Send back all the data below, exactly as given.

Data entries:

+ + + + + + +

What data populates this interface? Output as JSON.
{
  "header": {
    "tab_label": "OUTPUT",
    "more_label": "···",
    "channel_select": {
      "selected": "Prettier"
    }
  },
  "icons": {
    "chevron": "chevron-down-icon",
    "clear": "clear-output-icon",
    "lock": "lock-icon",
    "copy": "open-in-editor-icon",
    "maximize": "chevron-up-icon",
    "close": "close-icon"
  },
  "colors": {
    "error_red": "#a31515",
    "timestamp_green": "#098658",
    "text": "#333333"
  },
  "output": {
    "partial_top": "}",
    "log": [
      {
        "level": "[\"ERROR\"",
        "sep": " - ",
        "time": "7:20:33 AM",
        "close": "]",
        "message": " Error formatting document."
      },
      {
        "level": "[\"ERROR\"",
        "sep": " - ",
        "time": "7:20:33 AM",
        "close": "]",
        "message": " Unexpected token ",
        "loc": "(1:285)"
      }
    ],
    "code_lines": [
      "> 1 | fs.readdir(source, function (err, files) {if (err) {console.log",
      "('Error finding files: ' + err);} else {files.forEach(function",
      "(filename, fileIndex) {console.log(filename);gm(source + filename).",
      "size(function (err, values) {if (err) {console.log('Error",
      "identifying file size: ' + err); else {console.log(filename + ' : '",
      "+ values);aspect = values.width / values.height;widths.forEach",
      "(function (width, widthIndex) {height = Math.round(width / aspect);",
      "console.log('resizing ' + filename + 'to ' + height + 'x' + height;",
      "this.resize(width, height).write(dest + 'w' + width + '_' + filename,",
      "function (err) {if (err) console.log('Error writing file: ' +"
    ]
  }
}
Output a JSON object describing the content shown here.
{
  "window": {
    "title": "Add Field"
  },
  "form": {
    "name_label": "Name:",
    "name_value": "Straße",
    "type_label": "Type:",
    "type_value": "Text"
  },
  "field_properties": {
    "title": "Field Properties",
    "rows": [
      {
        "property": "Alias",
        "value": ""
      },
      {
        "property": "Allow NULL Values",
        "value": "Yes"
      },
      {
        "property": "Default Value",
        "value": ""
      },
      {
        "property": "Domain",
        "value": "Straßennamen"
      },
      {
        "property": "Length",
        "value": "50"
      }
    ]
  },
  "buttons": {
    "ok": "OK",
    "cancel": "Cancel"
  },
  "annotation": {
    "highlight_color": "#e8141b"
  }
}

+ + + + + + +

**Exercise solution:**
What data populates this interface? Output as JSON.
{
  "header": {
    "tab_label": "OUTPUT",
    "more_label": "···",
    "channel_select": {
      "selected": "Prettier"
    }
  },
  "icons": {
    "chevron": "chevron-down-icon",
    "clear": "clear-output-icon",
    "lock": "lock-icon",
    "copy": "open-in-editor-icon",
    "maximize": "chevron-up-icon",
    "close": "close-icon"
  },
  "colors": {
    "error_red": "#a31515",
    "timestamp_green": "#098658",
    "text": "#333333"
  },
  "output": {
    "partial_top": "}",
    "log": [
      {
        "level": "[\"ERROR\"",
        "sep": " - ",
        "time": "7:20:33 AM",
        "close": "]",
        "message": " Error formatting document."
      },
      {
        "level": "[\"ERROR\"",
        "sep": " - ",
        "time": "7:20:33 AM",
        "close": "]",
        "message": " Unexpected token ",
        "loc": "(1:285)"
      }
    ],
    "code_lines": [
      "> 1 | fs.readdir(source, function (err, files) {if (err) {console.log",
      "('Error finding files: ' + err);} else {files.forEach(function",
      "(filename, fileIndex) {console.log(filename);gm(source + filename).",
      "size(function (err, values) {if (err) {console.log('Error",
      "identifying file size: ' + err); else {console.log(filename + ' : '",
      "+ values);aspect = values.width / values.height;widths.forEach",
      "(function (width, widthIndex) {height = Math.round(width / aspect);",
      "console.log('resizing ' + filename + 'to ' + height + 'x' + height;",
      "this.resize(width, height).write(dest + 'w' + width + '_' + filename,",
      "function (err) {if (err) console.log('Error writing file: ' +"
    ]
  }
}
Output a JSON object describing the content shown here.
{
  "window": {
    "title": "Add Field"
  },
  "form": {
    "name_label": "Name:",
    "name_value": "Straße",
    "type_label": "Type:",
    "type_value": "Text"
  },
  "field_properties": {
    "title": "Field Properties",
    "rows": [
      {
        "property": "Alias",
        "value": ""
      },
      {
        "property": "Allow NULL Values",
        "value": "Yes"
      },
      {
        "property": "Default Value",
        "value": ""
      },
      {
        "property": "Domain",
        "value": "Straßennamen"
      },
      {
        "property": "Length",
        "value": "50"
      }
    ]
  },
  "buttons": {
    "ok": "OK",
    "cancel": "Cancel"
  },
  "annotation": {
    "highlight_color": "#e8141b"
  }
}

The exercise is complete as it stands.